> _EXERCISE GOAL_
Please retype the data in full and exactly; the pictures are not part of the copy.

> _DATA IN THIS EXERCISE_
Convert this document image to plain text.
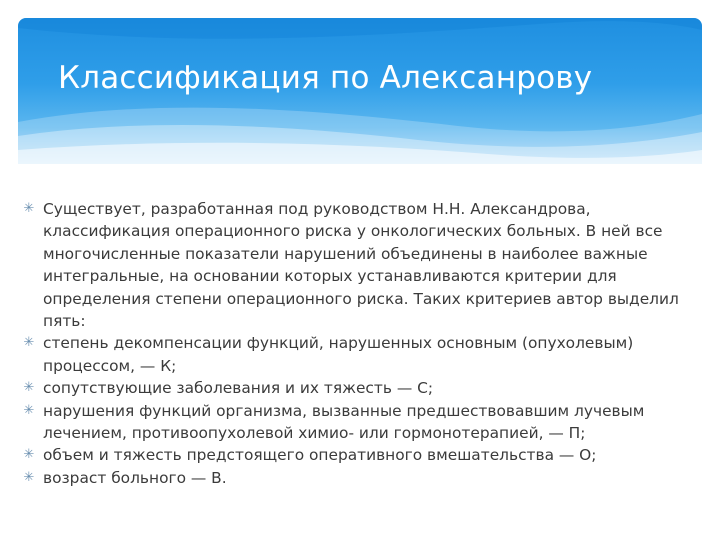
Классификация по Алексанрову
✳ Существует, разработанная под руководством Н.Н. Александрова, классификация операционного риска у онкологических больных. В ней все многочисленные показатели нарушений объединены в наиболее важные интегральные, на основании которых устанавливаются критерии для определения степени операционного риска. Таких критериев автор выделил пять:
✳ степень декомпенсации функций, нарушенных основным (опухолевым) процессом, — К;
✳ сопутствующие заболевания и их тяжесть — С;
✳ нарушения функций организма, вызванные предшествовавшим лучевым лечением, противоопухолевой химио- или гормонотерапией, — П;
✳ объем и тяжесть предстоящего оперативного вмешательства — О;
✳ возраст больного — В.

> _WRITTEN RESPONSE_
Convert this document image to plain text.
Классификация по Алексанрову
✳ Существует, разработанная под руководством Н.Н. Александрова, классификация операционного риска у онкологических больных. В ней все многочисленные показатели нарушений объединены в наиболее важные интегральные, на основании которых устанавливаются критерии для определения степени операционного риска. Таких критериев автор выделил пять:
✳ степень декомпенсации функций, нарушенных основным (опухолевым) процессом, — К;
✳ сопутствующие заболевания и их тяжесть — С;
✳ нарушения функций организма, вызванные предшествовавшим лучевым лечением, противоопухолевой химио- или гормонотерапией, — П;
✳ объем и тяжесть предстоящего оперативного вмешательства — О;
✳ возраст больного — В.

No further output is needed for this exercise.